DATASET EXCERPTS
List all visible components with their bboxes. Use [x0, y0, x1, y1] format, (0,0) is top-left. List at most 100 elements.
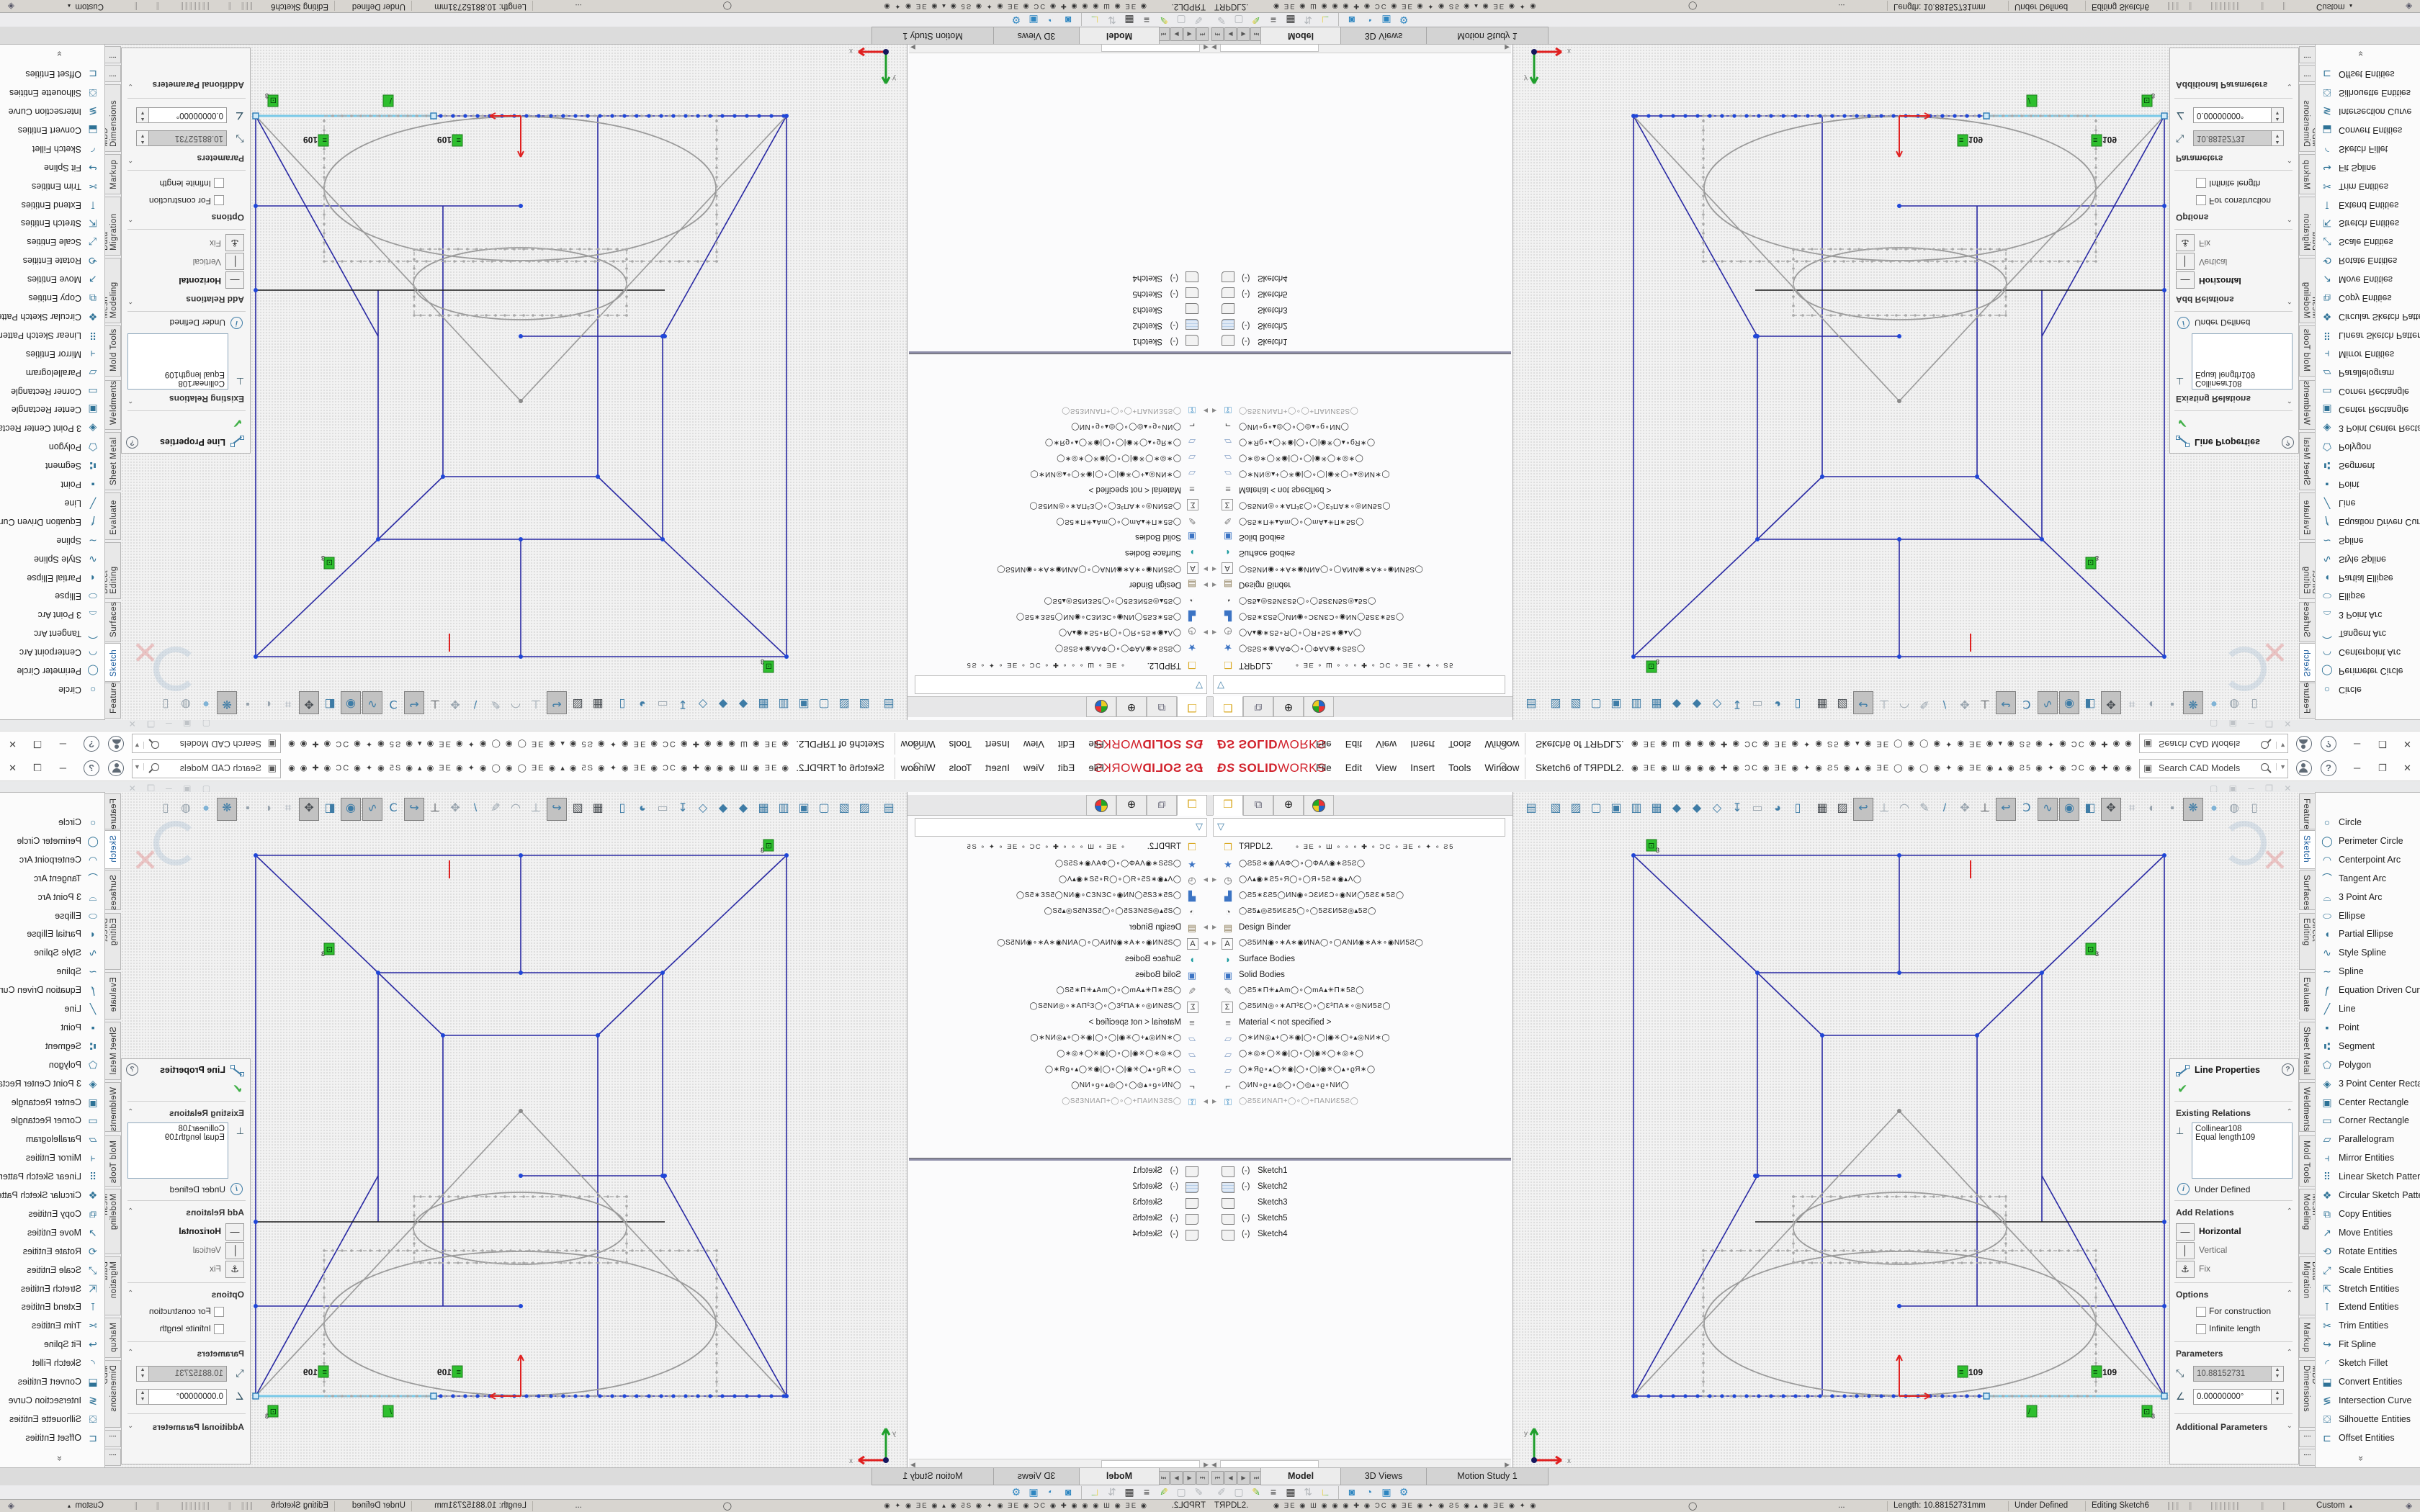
tab-nav-icon[interactable]: ⏮ [1211, 1471, 1224, 1485]
quick-access-toolbar[interactable]: ◉ ƎE ◉ Ш ◉ ◉ ◉ ✚ ◉ ƆC ◉ ƎE ◉ ✦ ◉ Ƨ5 ◉ ▴ … [1631, 739, 2136, 749]
relations-listbox[interactable]: Collinear108 Equal length109 [127, 333, 228, 390]
tree-row[interactable]: ▶▤Design Binder [1210, 576, 1511, 592]
bottom-toolbar-icon[interactable]: ▦ [1282, 13, 1299, 27]
tree-row[interactable]: Σ◯Ƨ5ИN◎∘∗ΑΠ³Ɛ◯∘◯Ɛ³ΠΑ∗∘◎NИ5Ƨ◯ [909, 497, 1210, 513]
menu-view[interactable]: View [1372, 737, 1400, 751]
toolbar-icon[interactable]: ◇ [1708, 693, 1726, 714]
display-manager-tab[interactable] [1086, 795, 1116, 816]
menu-item-corner-rectangle[interactable]: ▭Corner Rectangle [0, 1111, 104, 1130]
toolbar-icon[interactable]: ▢ [815, 798, 833, 819]
tree-row[interactable]: ◗Surface Bodies [909, 952, 1210, 968]
additional-parameters-header[interactable]: Additional Parameters [2176, 80, 2267, 90]
menu-item-circular-sketch-pattern[interactable]: ❖Circular Sketch Pattern [2316, 1186, 2420, 1205]
tree-row[interactable]: ★◯Ƨ5Ƨ∗◉ΛΑΦ◯∘◯ΦΑΛ◉∗Ƨ5Ƨ◯ [1210, 639, 1511, 655]
toolbar-icon[interactable]: ● [197, 693, 215, 714]
add-relations-header[interactable]: Add Relations [186, 1207, 244, 1218]
tree-row[interactable]: Σ◯Ƨ5ИN◎∘∗ΑΠ³Ɛ◯∘◯Ɛ³ΠΑ∗∘◎NИ5Ƨ◯ [1210, 999, 1511, 1015]
bottom-toolbar-icon[interactable]: ⇅ [1103, 1485, 1121, 1499]
menu-item-partial-ellipse[interactable]: ◖Partial Ellipse [0, 924, 104, 943]
menu-item-3-point-center-recta-[interactable]: ◈3 Point Center Recta... [2316, 1074, 2420, 1093]
length-field[interactable]: 10.88152731 [2193, 130, 2272, 146]
command-tab-features[interactable]: Features [2299, 793, 2316, 829]
toolbar-icon[interactable]: ◍ [176, 798, 195, 819]
menu-item-circular-sketch-pattern[interactable]: ❖Circular Sketch Pattern [2316, 307, 2420, 326]
toolbar-icon[interactable]: ◍ [176, 693, 195, 714]
tab-nav-buttons[interactable]: ⏮◀▶⏭ [1211, 1470, 1263, 1485]
command-tab-mold-tools[interactable]: Mold Tools [2299, 1135, 2316, 1187]
command-tab-mesh-modeling[interactable]: Mesh Modeling [2299, 258, 2316, 323]
menu-item-intersection-curve[interactable]: ≶Intersection Curve [2316, 1391, 2420, 1410]
bottom-toolbar-icon[interactable]: ▣ [1025, 1485, 1042, 1499]
toolbar-icon[interactable]: ❋ [2183, 691, 2203, 714]
tree-row-sketch3[interactable]: Sketch3 [1210, 301, 1511, 317]
toolbar-icon[interactable]: ▣ [1607, 798, 1626, 819]
tree-row-sketch1[interactable]: (-)Sketch1 [1210, 1164, 1511, 1179]
toolbar-icon[interactable]: ▯ [2245, 693, 2264, 714]
bottom-toolbar-icon[interactable]: ✐ [1190, 1485, 1207, 1499]
command-tab-surfaces[interactable]: Surfaces [104, 602, 121, 642]
toolbar-icon[interactable]: ✥ [299, 798, 319, 821]
tree-row[interactable]: ✎◯Ƨ5∗Π✳▴Αm◯∘◯mΑ▴✳Π∗5Ƨ◯ [909, 984, 1210, 999]
property-manager-tab[interactable]: ⧉ [1243, 795, 1273, 816]
toolbar-icon[interactable]: ❋ [217, 798, 237, 821]
menu-tools[interactable]: Tools [946, 737, 976, 751]
toolbar-icon[interactable]: ● [2205, 693, 2223, 714]
toolbar-icon[interactable]: ▤ [1522, 693, 1541, 714]
toolbar-icon[interactable]: ∿ [2038, 798, 2058, 821]
toolbar-icon[interactable]: ▦ [754, 798, 773, 819]
toolbar-icon[interactable]: ▦ [1813, 798, 1832, 819]
menu-item-fit-spline[interactable]: ↪Fit Spline [2316, 158, 2420, 177]
menu-item-3-point-center-recta-[interactable]: ◈3 Point Center Recta... [2316, 419, 2420, 438]
tree-row[interactable]: ▶◷◯Λ▴◉∗Ƨ5∘Я◯∘◯Я∘5Ƨ∗◉▴Λ◯ [1210, 873, 1511, 888]
property-manager-tab[interactable]: ⧉ [1147, 795, 1177, 816]
toolbar-icon[interactable]: ▤ [879, 693, 898, 714]
menu-item-circular-sketch-pattern[interactable]: ❖Circular Sketch Pattern [0, 307, 104, 326]
toolbar-icon[interactable]: ▥ [1627, 693, 1646, 714]
menu-edit[interactable]: Edit [1342, 761, 1366, 775]
toolbar-icon[interactable]: ▢ [1587, 798, 1605, 819]
infinite-length-checkbox[interactable] [214, 178, 224, 188]
bottom-toolbar-icon[interactable]: ✎ [1155, 13, 1173, 27]
tree-row[interactable]: ★◯Ƨ5Ƨ∗◉ΛΑΦ◯∘◯ΦΑΛ◉∗Ƨ5Ƨ◯ [909, 857, 1210, 873]
angle-spinner[interactable]: ▲▼ [136, 107, 149, 123]
tree-row[interactable]: ⌐◯ИN∘ϱ∘▴◎◯∘◯◎▴∘ϱ∘NИ◯ [909, 418, 1210, 433]
menu-item-perimeter-circle[interactable]: ◯Perimeter Circle [2316, 662, 2420, 680]
toolbar-icon[interactable]: ▨ [568, 693, 587, 714]
length-spinner[interactable]: ▲▼ [136, 1366, 149, 1382]
options-header[interactable]: Options [2176, 1290, 2208, 1300]
relation-item[interactable]: Collinear108 [2195, 1125, 2289, 1133]
menu-item-spline[interactable]: ∼Spline [0, 962, 104, 981]
toolbar-icon[interactable]: ▢ [1587, 693, 1605, 714]
bottom-toolbar-icon[interactable]: ◙ [1059, 13, 1077, 27]
help-button[interactable]: ? [84, 736, 99, 752]
menu-item-point[interactable]: ▪Point [0, 475, 104, 494]
toolbar-icon[interactable]: ✥ [299, 691, 319, 714]
toolbar-icon[interactable]: ✎ [1915, 798, 1934, 819]
toolbar-icon[interactable]: ◕ [633, 693, 652, 714]
menu-item-partial-ellipse[interactable]: ◖Partial Ellipse [0, 569, 104, 588]
menu-item-sketch-fillet[interactable]: ◜Sketch Fillet [0, 1354, 104, 1372]
menu-item-convert-entities[interactable]: ⬓Convert Entities [2316, 1372, 2420, 1391]
tree-row[interactable]: ▟◯Ƨ5∗ƐƧ5◯ИN◉∘ƆƐИƐƆ∘◉NИ◯5ƧƐ∗5Ƨ◯ [909, 608, 1210, 624]
command-tab-surfaces[interactable]: Surfaces [2299, 870, 2316, 910]
tab-3d-views[interactable]: 3D Views [1340, 27, 1427, 44]
command-tab-mbd-dimensions[interactable]: MBD Dimensions [104, 1360, 121, 1428]
relation-item[interactable]: Equal length109 [131, 1133, 225, 1142]
command-tab-markup[interactable]: Markup [104, 1318, 121, 1358]
toolbar-icon[interactable]: ▨ [1833, 798, 1852, 819]
menu-more-chevron[interactable]: » [53, 51, 64, 56]
existing-relations-header[interactable]: Existing Relations [2176, 394, 2251, 404]
toolbar-icon[interactable]: ∿ [362, 691, 382, 714]
command-tab-weldments[interactable]: Weldments [2299, 380, 2316, 430]
tree-row-sketch1[interactable]: (-)Sketch1 [909, 1164, 1210, 1179]
toolbar-icon[interactable]: ▯ [1788, 693, 1807, 714]
menu-item-segment[interactable]: ⑆Segment [2316, 1037, 2420, 1056]
existing-relations-header[interactable]: Existing Relations [169, 394, 244, 404]
for-construction-checkbox[interactable] [214, 1307, 224, 1317]
menu-item-circle[interactable]: ○Circle [0, 813, 104, 832]
bottom-toolbar-icon[interactable]: ✎ [1155, 1485, 1173, 1499]
menu-item-perimeter-circle[interactable]: ◯Perimeter Circle [2316, 832, 2420, 850]
menu-item-fit-spline[interactable]: ↪Fit Spline [2316, 1335, 2420, 1354]
bottom-toolbar-icon[interactable]: ≡ [1265, 13, 1282, 27]
toolbar-icon[interactable]: ⊥ [526, 693, 545, 714]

AIM OF THE TASK
Reproduce verbatim the lines of the material from the line containing "tab-nav-icon[interactable]: ⏮ [1211, 1471, 1224, 1485]" up to and including the line containing "command-tab-mold-tools[interactable]: Mold Tools".

REPLY
tab-nav-icon[interactable]: ⏮ [1211, 1471, 1224, 1485]
quick-access-toolbar[interactable]: ◉ ƎE ◉ Ш ◉ ◉ ◉ ✚ ◉ ƆC ◉ ƎE ◉ ✦ ◉ Ƨ5 ◉ ▴ … [1631, 739, 2136, 749]
relations-listbox[interactable]: Collinear108 Equal length109 [127, 333, 228, 390]
tree-row[interactable]: ▶▤Design Binder [1210, 576, 1511, 592]
bottom-toolbar-icon[interactable]: ▦ [1282, 13, 1299, 27]
tree-row[interactable]: Σ◯Ƨ5ИN◎∘∗ΑΠ³Ɛ◯∘◯Ɛ³ΠΑ∗∘◎NИ5Ƨ◯ [909, 497, 1210, 513]
menu-view[interactable]: View [1372, 737, 1400, 751]
toolbar-icon[interactable]: ◇ [1708, 693, 1726, 714]
display-manager-tab[interactable] [1086, 795, 1116, 816]
menu-item-corner-rectangle[interactable]: ▭Corner Rectangle [0, 1111, 104, 1130]
toolbar-icon[interactable]: ▢ [815, 798, 833, 819]
tree-row[interactable]: ◗Surface Bodies [909, 952, 1210, 968]
additional-parameters-header[interactable]: Additional Parameters [2176, 80, 2267, 90]
menu-item-circular-sketch-pattern[interactable]: ❖Circular Sketch Pattern [2316, 1186, 2420, 1205]
tree-row[interactable]: ★◯Ƨ5Ƨ∗◉ΛΑΦ◯∘◯ΦΑΛ◉∗Ƨ5Ƨ◯ [1210, 639, 1511, 655]
toolbar-icon[interactable]: ● [197, 693, 215, 714]
add-relations-header[interactable]: Add Relations [186, 1207, 244, 1218]
tree-row[interactable]: Σ◯Ƨ5ИN◎∘∗ΑΠ³Ɛ◯∘◯Ɛ³ΠΑ∗∘◎NИ5Ƨ◯ [1210, 999, 1511, 1015]
bottom-toolbar-icon[interactable]: ⇅ [1103, 1485, 1121, 1499]
menu-item-partial-ellipse[interactable]: ◖Partial Ellipse [0, 924, 104, 943]
menu-item-3-point-center-recta-[interactable]: ◈3 Point Center Recta... [2316, 1074, 2420, 1093]
length-field[interactable]: 10.88152731 [2193, 130, 2272, 146]
command-tab-features[interactable]: Features [2299, 793, 2316, 829]
toolbar-icon[interactable]: ◍ [176, 798, 195, 819]
menu-item-circular-sketch-pattern[interactable]: ❖Circular Sketch Pattern [2316, 307, 2420, 326]
toolbar-icon[interactable]: ◍ [176, 693, 195, 714]
tab-nav-buttons[interactable]: ⏮◀▶⏭ [1211, 1470, 1263, 1485]
command-tab-mold-tools[interactable]: Mold Tools [2299, 1135, 2316, 1187]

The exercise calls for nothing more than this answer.